## BEGIN The data

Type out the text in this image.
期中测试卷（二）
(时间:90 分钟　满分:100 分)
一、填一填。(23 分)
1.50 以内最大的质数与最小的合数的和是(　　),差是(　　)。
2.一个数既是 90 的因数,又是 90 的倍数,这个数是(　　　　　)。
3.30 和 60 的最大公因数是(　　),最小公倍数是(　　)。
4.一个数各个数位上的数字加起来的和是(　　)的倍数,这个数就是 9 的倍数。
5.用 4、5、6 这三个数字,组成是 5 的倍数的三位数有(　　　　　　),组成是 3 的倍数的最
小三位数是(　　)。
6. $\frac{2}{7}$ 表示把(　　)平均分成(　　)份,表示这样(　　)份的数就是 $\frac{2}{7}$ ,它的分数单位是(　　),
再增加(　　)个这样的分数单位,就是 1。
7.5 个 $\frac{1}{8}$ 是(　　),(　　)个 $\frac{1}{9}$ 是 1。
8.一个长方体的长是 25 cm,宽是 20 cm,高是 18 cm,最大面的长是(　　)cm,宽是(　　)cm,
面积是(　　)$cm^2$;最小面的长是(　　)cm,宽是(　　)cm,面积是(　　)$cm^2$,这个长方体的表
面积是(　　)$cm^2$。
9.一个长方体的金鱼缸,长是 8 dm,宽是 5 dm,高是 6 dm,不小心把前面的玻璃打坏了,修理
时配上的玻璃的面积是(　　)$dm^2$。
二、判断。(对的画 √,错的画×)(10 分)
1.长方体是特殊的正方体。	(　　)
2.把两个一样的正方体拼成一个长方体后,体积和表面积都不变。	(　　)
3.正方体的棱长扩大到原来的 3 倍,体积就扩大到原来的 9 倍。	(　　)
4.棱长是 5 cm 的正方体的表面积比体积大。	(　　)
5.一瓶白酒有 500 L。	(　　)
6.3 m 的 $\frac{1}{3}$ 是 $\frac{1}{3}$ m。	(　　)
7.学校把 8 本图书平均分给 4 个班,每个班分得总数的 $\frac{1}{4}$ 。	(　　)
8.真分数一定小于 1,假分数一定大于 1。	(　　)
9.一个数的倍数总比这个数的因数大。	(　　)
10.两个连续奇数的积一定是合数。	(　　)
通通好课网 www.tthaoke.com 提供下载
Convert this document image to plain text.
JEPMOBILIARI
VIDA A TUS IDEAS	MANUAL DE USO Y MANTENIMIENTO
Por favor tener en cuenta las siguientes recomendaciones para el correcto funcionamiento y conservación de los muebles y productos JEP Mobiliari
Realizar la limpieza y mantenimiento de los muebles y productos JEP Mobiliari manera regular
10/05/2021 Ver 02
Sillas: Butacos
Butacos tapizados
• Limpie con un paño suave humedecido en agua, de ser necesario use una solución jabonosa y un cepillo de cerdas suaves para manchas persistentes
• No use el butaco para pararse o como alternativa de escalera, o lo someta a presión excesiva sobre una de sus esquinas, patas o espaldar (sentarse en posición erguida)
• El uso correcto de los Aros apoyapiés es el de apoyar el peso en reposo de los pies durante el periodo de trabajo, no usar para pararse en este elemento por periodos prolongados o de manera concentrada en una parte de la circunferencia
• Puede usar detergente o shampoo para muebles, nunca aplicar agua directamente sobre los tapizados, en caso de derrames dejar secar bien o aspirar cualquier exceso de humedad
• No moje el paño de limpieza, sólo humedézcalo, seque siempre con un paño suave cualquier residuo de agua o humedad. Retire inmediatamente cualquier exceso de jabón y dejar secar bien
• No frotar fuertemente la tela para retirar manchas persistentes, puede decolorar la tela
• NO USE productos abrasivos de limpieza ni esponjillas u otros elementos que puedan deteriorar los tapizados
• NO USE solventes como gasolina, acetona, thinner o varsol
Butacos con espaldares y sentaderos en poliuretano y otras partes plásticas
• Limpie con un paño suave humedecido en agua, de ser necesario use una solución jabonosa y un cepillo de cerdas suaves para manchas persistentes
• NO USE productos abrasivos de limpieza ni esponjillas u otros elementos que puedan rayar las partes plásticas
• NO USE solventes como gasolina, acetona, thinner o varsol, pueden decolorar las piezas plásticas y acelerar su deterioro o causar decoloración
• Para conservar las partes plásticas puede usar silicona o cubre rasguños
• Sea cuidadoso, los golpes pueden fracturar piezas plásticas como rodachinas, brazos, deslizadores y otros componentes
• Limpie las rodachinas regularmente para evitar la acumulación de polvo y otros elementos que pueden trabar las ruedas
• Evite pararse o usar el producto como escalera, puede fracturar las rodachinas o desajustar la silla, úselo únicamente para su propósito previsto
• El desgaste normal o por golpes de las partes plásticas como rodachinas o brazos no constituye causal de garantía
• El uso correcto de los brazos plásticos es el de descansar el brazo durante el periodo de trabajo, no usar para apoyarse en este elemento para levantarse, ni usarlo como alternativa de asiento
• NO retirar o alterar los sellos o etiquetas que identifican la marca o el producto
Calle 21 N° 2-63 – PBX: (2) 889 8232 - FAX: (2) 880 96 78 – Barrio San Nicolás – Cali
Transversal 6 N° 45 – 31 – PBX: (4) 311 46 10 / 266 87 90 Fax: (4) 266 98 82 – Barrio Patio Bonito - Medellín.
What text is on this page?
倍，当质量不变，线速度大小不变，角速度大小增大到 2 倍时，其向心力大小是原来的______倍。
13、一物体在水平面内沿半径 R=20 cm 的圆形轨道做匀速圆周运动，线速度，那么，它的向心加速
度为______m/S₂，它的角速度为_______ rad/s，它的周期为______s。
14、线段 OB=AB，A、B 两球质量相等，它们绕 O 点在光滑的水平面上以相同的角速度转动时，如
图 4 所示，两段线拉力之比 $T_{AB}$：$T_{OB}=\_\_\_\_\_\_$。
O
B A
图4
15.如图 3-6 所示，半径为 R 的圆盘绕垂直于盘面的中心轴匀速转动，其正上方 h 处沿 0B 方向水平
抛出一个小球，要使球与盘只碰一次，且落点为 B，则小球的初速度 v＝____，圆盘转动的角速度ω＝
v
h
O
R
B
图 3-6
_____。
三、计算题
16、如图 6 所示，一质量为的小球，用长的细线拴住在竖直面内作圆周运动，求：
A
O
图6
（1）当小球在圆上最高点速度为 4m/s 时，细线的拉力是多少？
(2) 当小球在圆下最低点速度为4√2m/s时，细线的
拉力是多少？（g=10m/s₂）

## END The data

* Problem statement *
Quote each line of the listing above exactly.

* Full response *
Type out the text in this image.
期中测试卷（二）
(时间:90 分钟　满分:100 分)
一、填一填。(23 分)
1.50 以内最大的质数与最小的合数的和是(　　),差是(　　)。
2.一个数既是 90 的因数,又是 90 的倍数,这个数是(　　　　　)。
3.30 和 60 的最大公因数是(　　),最小公倍数是(　　)。
4.一个数各个数位上的数字加起来的和是(　　)的倍数,这个数就是 9 的倍数。
5.用 4、5、6 这三个数字,组成是 5 的倍数的三位数有(　　　　　　),组成是 3 的倍数的最
小三位数是(　　)。
6. $\frac{2}{7}$ 表示把(　　)平均分成(　　)份,表示这样(　　)份的数就是 $\frac{2}{7}$ ,它的分数单位是(　　),
再增加(　　)个这样的分数单位,就是 1。
7.5 个 $\frac{1}{8}$ 是(　　),(　　)个 $\frac{1}{9}$ 是 1。
8.一个长方体的长是 25 cm,宽是 20 cm,高是 18 cm,最大面的长是(　　)cm,宽是(　　)cm,
面积是(　　)$cm^2$;最小面的长是(　　)cm,宽是(　　)cm,面积是(　　)$cm^2$,这个长方体的表
面积是(　　)$cm^2$。
9.一个长方体的金鱼缸,长是 8 dm,宽是 5 dm,高是 6 dm,不小心把前面的玻璃打坏了,修理
时配上的玻璃的面积是(　　)$dm^2$。
二、判断。(对的画 √,错的画×)(10 分)
1.长方体是特殊的正方体。	(　　)
2.把两个一样的正方体拼成一个长方体后,体积和表面积都不变。	(　　)
3.正方体的棱长扩大到原来的 3 倍,体积就扩大到原来的 9 倍。	(　　)
4.棱长是 5 cm 的正方体的表面积比体积大。	(　　)
5.一瓶白酒有 500 L。	(　　)
6.3 m 的 $\frac{1}{3}$ 是 $\frac{1}{3}$ m。	(　　)
7.学校把 8 本图书平均分给 4 个班,每个班分得总数的 $\frac{1}{4}$ 。	(　　)
8.真分数一定小于 1,假分数一定大于 1。	(　　)
9.一个数的倍数总比这个数的因数大。	(　　)
10.两个连续奇数的积一定是合数。	(　　)
通通好课网 www.tthaoke.com 提供下载
Convert this document image to plain text.
JEPMOBILIARI
VIDA A TUS IDEAS	MANUAL DE USO Y MANTENIMIENTO
Por favor tener en cuenta las siguientes recomendaciones para el correcto funcionamiento y conservación de los muebles y productos JEP Mobiliari
Realizar la limpieza y mantenimiento de los muebles y productos JEP Mobiliari manera regular
10/05/2021 Ver 02
Sillas: Butacos
Butacos tapizados
• Limpie con un paño suave humedecido en agua, de ser necesario use una solución jabonosa y un cepillo de cerdas suaves para manchas persistentes
• No use el butaco para pararse o como alternativa de escalera, o lo someta a presión excesiva sobre una de sus esquinas, patas o espaldar (sentarse en posición erguida)
• El uso correcto de los Aros apoyapiés es el de apoyar el peso en reposo de los pies durante el periodo de trabajo, no usar para pararse en este elemento por periodos prolongados o de manera concentrada en una parte de la circunferencia
• Puede usar detergente o shampoo para muebles, nunca aplicar agua directamente sobre los tapizados, en caso de derrames dejar secar bien o aspirar cualquier exceso de humedad
• No moje el paño de limpieza, sólo humedézcalo, seque siempre con un paño suave cualquier residuo de agua o humedad. Retire inmediatamente cualquier exceso de jabón y dejar secar bien
• No frotar fuertemente la tela para retirar manchas persistentes, puede decolorar la tela
• NO USE productos abrasivos de limpieza ni esponjillas u otros elementos que puedan deteriorar los tapizados
• NO USE solventes como gasolina, acetona, thinner o varsol
Butacos con espaldares y sentaderos en poliuretano y otras partes plásticas
• Limpie con un paño suave humedecido en agua, de ser necesario use una solución jabonosa y un cepillo de cerdas suaves para manchas persistentes
• NO USE productos abrasivos de limpieza ni esponjillas u otros elementos que puedan rayar las partes plásticas
• NO USE solventes como gasolina, acetona, thinner o varsol, pueden decolorar las piezas plásticas y acelerar su deterioro o causar decoloración
• Para conservar las partes plásticas puede usar silicona o cubre rasguños
• Sea cuidadoso, los golpes pueden fracturar piezas plásticas como rodachinas, brazos, deslizadores y otros componentes
• Limpie las rodachinas regularmente para evitar la acumulación de polvo y otros elementos que pueden trabar las ruedas
• Evite pararse o usar el producto como escalera, puede fracturar las rodachinas o desajustar la silla, úselo únicamente para su propósito previsto
• El desgaste normal o por golpes de las partes plásticas como rodachinas o brazos no constituye causal de garantía
• El uso correcto de los brazos plásticos es el de descansar el brazo durante el periodo de trabajo, no usar para apoyarse en este elemento para levantarse, ni usarlo como alternativa de asiento
• NO retirar o alterar los sellos o etiquetas que identifican la marca o el producto
Calle 21 N° 2-63 – PBX: (2) 889 8232 - FAX: (2) 880 96 78 – Barrio San Nicolás – Cali
Transversal 6 N° 45 – 31 – PBX: (4) 311 46 10 / 266 87 90 Fax: (4) 266 98 82 – Barrio Patio Bonito - Medellín.
What text is on this page?
倍，当质量不变，线速度大小不变，角速度大小增大到 2 倍时，其向心力大小是原来的______倍。
13、一物体在水平面内沿半径 R=20 cm 的圆形轨道做匀速圆周运动，线速度，那么，它的向心加速
度为______m/S₂，它的角速度为_______ rad/s，它的周期为______s。
14、线段 OB=AB，A、B 两球质量相等，它们绕 O 点在光滑的水平面上以相同的角速度转动时，如
图 4 所示，两段线拉力之比 $T_{AB}$：$T_{OB}=\_\_\_\_\_\_$。
O
B A
图4
15.如图 3-6 所示，半径为 R 的圆盘绕垂直于盘面的中心轴匀速转动，其正上方 h 处沿 0B 方向水平
抛出一个小球，要使球与盘只碰一次，且落点为 B，则小球的初速度 v＝____，圆盘转动的角速度ω＝
v
h
O
R
B
图 3-6
_____。
三、计算题
16、如图 6 所示，一质量为的小球，用长的细线拴住在竖直面内作圆周运动，求：
A
O
图6
（1）当小球在圆上最高点速度为 4m/s 时，细线的拉力是多少？
(2) 当小球在圆下最低点速度为4√2m/s时，细线的
拉力是多少？（g=10m/s₂）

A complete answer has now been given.